=== Problem statement ===
Each line that contains the string "title" counts once; report how many such lines appear in the data, as a number only.

[Data entries]
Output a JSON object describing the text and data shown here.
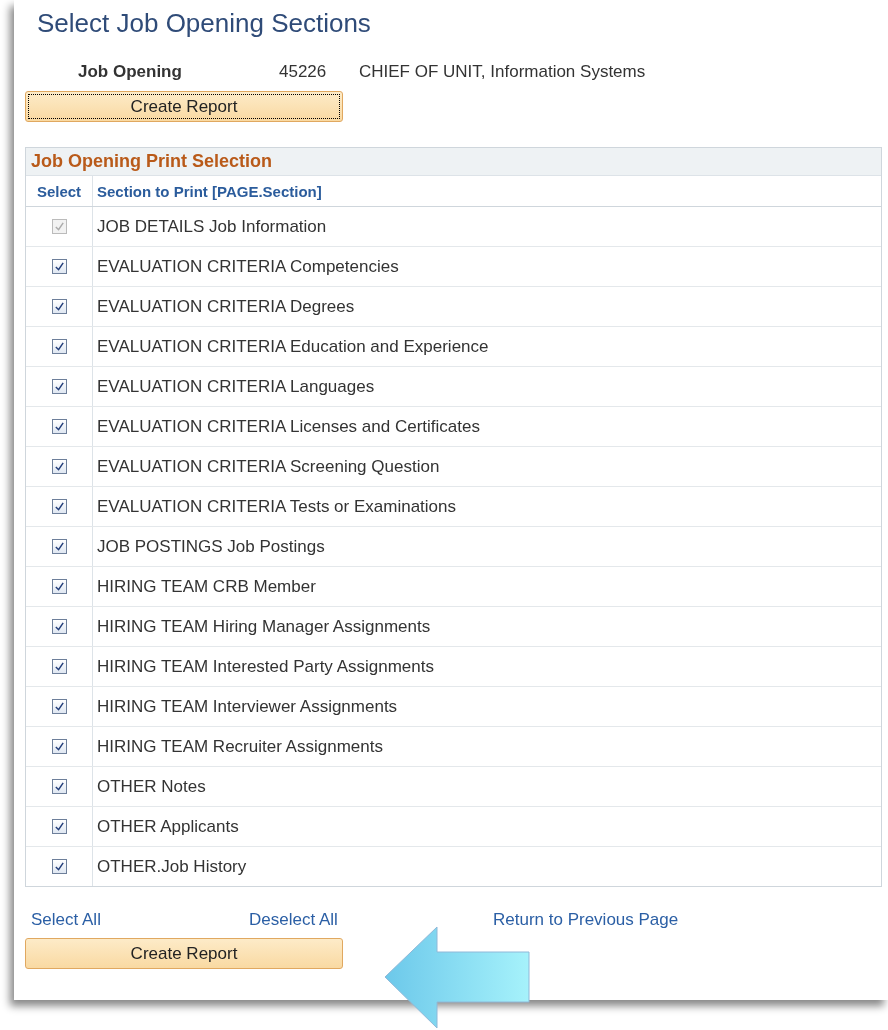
{
  "title": "Select Job Opening Sections",
  "job_opening": {
    "label": "Job Opening",
    "number": "45226",
    "description": "CHIEF OF UNIT, Information Systems"
  },
  "top_button": {
    "label": "Create Report",
    "focused": true
  },
  "grid": {
    "title": "Job Opening Print Selection",
    "columns": [
      "Select",
      "Section to Print [PAGE.Section]"
    ],
    "rows": [
      {
        "section": "JOB DETAILS Job Information",
        "checked": true,
        "disabled": true
      },
      {
        "section": "EVALUATION CRITERIA Competencies",
        "checked": true,
        "disabled": false
      },
      {
        "section": "EVALUATION CRITERIA Degrees",
        "checked": true,
        "disabled": false
      },
      {
        "section": "EVALUATION CRITERIA Education and Experience",
        "checked": true,
        "disabled": false
      },
      {
        "section": "EVALUATION CRITERIA Languages",
        "checked": true,
        "disabled": false
      },
      {
        "section": "EVALUATION CRITERIA Licenses and Certificates",
        "checked": true,
        "disabled": false
      },
      {
        "section": "EVALUATION CRITERIA Screening Question",
        "checked": true,
        "disabled": false
      },
      {
        "section": "EVALUATION CRITERIA Tests or Examinations",
        "checked": true,
        "disabled": false
      },
      {
        "section": "JOB POSTINGS Job Postings",
        "checked": true,
        "disabled": false
      },
      {
        "section": "HIRING TEAM CRB Member",
        "checked": true,
        "disabled": false
      },
      {
        "section": "HIRING TEAM Hiring Manager Assignments",
        "checked": true,
        "disabled": false
      },
      {
        "section": "HIRING TEAM Interested Party Assignments",
        "checked": true,
        "disabled": false
      },
      {
        "section": "HIRING TEAM Interviewer Assignments",
        "checked": true,
        "disabled": false
      },
      {
        "section": "HIRING TEAM Recruiter Assignments",
        "checked": true,
        "disabled": false
      },
      {
        "section": "OTHER Notes",
        "checked": true,
        "disabled": false
      },
      {
        "section": "OTHER Applicants",
        "checked": true,
        "disabled": false
      },
      {
        "section": "OTHER.Job History",
        "checked": true,
        "disabled": false
      }
    ]
  },
  "links": [
    "Select All",
    "Deselect All",
    "Return to Previous Page"
  ],
  "bottom_button": {
    "label": "Create Report",
    "focused": false
  }
}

=== Solution to this exercise ===
2